* **EXTRAIT FOURNI**
------------------------------------------------------------------------
Un caillou dans la botte
inédit, 2011-2021
35 pages
PERSONNAGES :
2 femmes
2 hommes
7 enfants
la pièce peut être jouée par un comédien aussi bien que par un groupe nombreux
Prix et sélections
sélectionnée par le comité de lecture jeunesse des EAT, 2012

L’ogre entre en scène. Pour la première fois, il ose prendre la parole publiquement.
Il veut raconter son histoire, dire sa vérité. Parce que depuis des temps immémoriaux, nous croyons tous savoir ce qui s’est passé cette nuit-là dans la maison, au milieu de la forêt ; mais tous, nous n’avons entendu que le point de vue adverse. Nous ne connaissons véritablement que l’histoire de son bourreau, celui qui causa son déshonneur, sa ruine, sa perte.
Un caillou dans la botte change le point de vue initial du Petit Poucet et adopte le regard de l’ogre, ainsi qu’un peu de sa mauvaise foi.

mise en scène Clément Arnaud

mise en scène Clément Arnaud

mise en scène Clément Arnaud
extrait
Dans la cuisine des Poucet.
Papa. – Zéro commande. Tous les jours, c’est la même chose : zéro commande.
Maman. – Comment qu’on va faire ?
Papa. – Je passe mon temps à attendre le travail et rien. Silence.
Maman. – Les petits avaient faim ce soir.
Papa. – Saleté d’époque ! Saleté de pétrole ! Saleté de commerce mondialisé de mondialisation de mes deux ! Saletés de Chinois ! Saletés d’Indiens ! Saletés d’Américains ! Saletés de Brésiliens ! Saletés de /
La sonnerie du téléphone retentit.
Le téléphone ?! Maman, le téléphone sonne !
Maman. – Pourquoi tu décroches pas ?!
Sonnerie.
Papa. – Attends !
Maman. – Mais qu’est-ce que tu fais ?
Sonnerie.
Papa. – Trois.
Maman. – Mais il faut qu’il décroche, sinon ça va raccrocher !
Sonnerie.
Papa. – Laisse-moi faire. Le commerce, ça me connaît.
Sonnerie.
Cinq. Il faut pas leur laisser croire que je poireaute dans mon bureau à attendre le client, sinon, ils se font des idées et on peut plus rien négocier… Maintenant, c’est bon.
Papa décroche.
------------------------------------------------------------------------
* **TRAVAIL À RÉALISER**
Recopiez le passage de l'extrait qui s'ouvre sur les mots "Papa. – Je passe" et se ferme sur "que tu fais ?", en changeant "téléphone" en "portable" partout où ce mot apparaît.

* **BLOC DE DONNÉES**
------------------------------------------------------------------------
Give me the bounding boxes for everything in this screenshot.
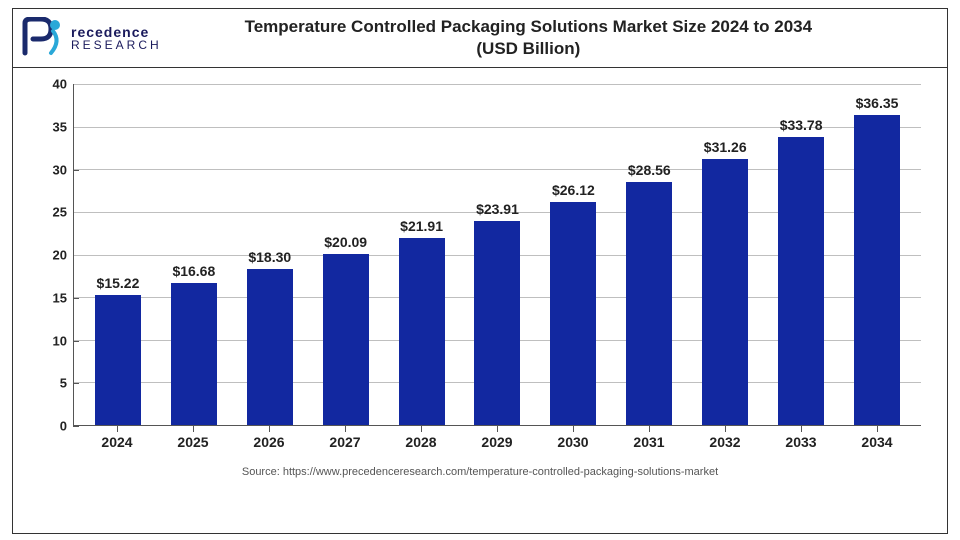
------------------------------------------------------------------------
* **RÉPONSE**
Papa. – Je passe mon temps à attendre le travail et rien. Silence.
Maman. – Les petits avaient faim ce soir.
Papa. – Saleté d’époque ! Saleté de pétrole ! Saleté de commerce mondialisé de mondialisation de mes deux ! Saletés de Chinois ! Saletés d’Indiens ! Saletés d’Américains ! Saletés de Brésiliens ! Saletés de /
La sonnerie du portable retentit.
Le portable ?! Maman, le portable sonne !
Maman. – Pourquoi tu décroches pas ?!
Sonnerie.
Papa. – Attends !
Maman. – Mais qu’est-ce que tu fais ?